● Work to complete
Read the material below and tally how many lines hold the word "image", giving the number and nothing else.

####

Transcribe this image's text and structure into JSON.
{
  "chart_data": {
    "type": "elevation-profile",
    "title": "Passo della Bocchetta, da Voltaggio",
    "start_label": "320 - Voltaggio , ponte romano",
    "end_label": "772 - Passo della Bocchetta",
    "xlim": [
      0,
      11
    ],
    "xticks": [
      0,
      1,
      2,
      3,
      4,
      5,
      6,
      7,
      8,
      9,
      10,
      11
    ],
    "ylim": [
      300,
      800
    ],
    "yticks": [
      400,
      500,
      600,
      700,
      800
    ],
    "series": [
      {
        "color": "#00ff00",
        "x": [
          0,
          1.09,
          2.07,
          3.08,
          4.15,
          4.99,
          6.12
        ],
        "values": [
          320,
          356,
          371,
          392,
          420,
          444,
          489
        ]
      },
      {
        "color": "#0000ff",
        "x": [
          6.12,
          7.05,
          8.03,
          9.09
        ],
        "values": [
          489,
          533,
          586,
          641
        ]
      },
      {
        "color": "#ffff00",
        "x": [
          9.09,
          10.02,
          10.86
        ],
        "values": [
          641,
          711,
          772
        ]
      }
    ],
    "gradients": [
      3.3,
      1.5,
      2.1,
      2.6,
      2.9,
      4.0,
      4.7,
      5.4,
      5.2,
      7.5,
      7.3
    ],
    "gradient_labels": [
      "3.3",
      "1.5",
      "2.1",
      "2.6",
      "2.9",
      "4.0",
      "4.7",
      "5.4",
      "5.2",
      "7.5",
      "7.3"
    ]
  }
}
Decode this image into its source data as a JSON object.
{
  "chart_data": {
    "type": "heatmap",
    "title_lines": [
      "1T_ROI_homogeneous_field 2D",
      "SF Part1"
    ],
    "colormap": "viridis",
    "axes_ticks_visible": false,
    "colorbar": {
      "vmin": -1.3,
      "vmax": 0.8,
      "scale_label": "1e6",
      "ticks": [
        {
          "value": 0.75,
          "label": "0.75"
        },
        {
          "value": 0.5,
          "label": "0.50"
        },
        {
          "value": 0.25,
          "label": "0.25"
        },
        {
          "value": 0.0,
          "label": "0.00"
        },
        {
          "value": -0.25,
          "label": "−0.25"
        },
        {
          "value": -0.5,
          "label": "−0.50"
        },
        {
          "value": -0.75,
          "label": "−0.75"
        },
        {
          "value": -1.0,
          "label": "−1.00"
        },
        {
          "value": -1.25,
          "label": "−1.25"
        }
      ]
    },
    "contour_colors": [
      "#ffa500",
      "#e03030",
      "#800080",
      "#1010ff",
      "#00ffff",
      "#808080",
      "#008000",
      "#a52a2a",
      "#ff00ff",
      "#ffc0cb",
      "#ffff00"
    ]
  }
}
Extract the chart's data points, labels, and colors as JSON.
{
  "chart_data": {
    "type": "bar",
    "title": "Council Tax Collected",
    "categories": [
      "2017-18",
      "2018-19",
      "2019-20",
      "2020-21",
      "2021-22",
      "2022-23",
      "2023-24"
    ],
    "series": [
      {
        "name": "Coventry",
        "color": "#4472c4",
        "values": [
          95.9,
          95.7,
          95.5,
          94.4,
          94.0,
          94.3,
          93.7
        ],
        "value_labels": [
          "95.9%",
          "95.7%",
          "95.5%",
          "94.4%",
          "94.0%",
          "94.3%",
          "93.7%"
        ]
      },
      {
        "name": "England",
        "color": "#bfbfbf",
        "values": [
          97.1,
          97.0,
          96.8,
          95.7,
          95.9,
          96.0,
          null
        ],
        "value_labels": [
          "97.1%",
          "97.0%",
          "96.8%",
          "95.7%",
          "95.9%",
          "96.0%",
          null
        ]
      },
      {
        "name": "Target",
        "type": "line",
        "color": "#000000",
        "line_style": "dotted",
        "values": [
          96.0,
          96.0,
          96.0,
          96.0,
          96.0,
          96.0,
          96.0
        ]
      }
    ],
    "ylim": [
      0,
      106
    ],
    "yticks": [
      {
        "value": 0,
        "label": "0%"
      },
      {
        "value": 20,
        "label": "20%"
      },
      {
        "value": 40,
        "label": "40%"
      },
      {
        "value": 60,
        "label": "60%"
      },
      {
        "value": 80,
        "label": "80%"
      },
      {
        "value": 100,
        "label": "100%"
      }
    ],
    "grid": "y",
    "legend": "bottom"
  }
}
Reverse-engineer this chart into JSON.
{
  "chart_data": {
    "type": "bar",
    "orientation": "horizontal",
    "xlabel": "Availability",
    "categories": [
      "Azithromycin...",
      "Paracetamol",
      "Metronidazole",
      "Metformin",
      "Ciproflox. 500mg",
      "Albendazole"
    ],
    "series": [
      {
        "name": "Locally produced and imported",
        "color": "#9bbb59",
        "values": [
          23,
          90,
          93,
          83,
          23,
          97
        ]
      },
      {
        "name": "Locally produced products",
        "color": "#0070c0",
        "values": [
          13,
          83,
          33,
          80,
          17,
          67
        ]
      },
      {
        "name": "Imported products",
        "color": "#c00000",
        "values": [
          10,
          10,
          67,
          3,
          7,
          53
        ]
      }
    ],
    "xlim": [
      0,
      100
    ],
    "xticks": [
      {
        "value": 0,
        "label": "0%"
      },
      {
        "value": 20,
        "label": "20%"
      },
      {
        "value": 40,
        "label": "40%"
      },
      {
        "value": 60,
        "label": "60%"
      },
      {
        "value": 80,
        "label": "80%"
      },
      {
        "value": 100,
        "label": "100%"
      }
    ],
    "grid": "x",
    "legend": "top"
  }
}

####

● Written reply
2